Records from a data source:

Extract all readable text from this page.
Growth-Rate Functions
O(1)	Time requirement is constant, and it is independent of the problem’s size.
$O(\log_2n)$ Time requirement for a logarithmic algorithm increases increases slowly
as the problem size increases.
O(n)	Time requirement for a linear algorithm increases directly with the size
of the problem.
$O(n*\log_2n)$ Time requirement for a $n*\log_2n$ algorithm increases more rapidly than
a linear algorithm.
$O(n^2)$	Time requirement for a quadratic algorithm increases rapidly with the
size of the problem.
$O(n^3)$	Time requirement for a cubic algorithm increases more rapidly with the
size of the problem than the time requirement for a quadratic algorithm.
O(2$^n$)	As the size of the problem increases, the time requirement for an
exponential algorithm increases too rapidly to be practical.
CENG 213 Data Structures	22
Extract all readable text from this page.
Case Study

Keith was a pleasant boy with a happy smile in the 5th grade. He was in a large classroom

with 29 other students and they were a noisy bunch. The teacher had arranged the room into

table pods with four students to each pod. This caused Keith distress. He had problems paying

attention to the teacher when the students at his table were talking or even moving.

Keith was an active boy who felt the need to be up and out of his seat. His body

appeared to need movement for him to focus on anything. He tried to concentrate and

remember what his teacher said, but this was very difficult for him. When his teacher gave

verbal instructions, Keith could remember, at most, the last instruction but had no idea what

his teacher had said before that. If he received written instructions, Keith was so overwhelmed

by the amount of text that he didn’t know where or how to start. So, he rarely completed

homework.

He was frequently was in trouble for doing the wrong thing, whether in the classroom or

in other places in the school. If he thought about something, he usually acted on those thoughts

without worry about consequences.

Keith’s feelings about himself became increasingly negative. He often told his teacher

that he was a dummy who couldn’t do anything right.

▶ **Written request**
Filter the records for lines holding the string "students". Copy each one.

▶ **Answer below**
with 29 other students and they were a noisy bunch. The teacher had arranged the room into
table pods with four students to each pod. This caused Keith distress. He had problems paying
attention to the teacher when the students at his table were talking or even moving.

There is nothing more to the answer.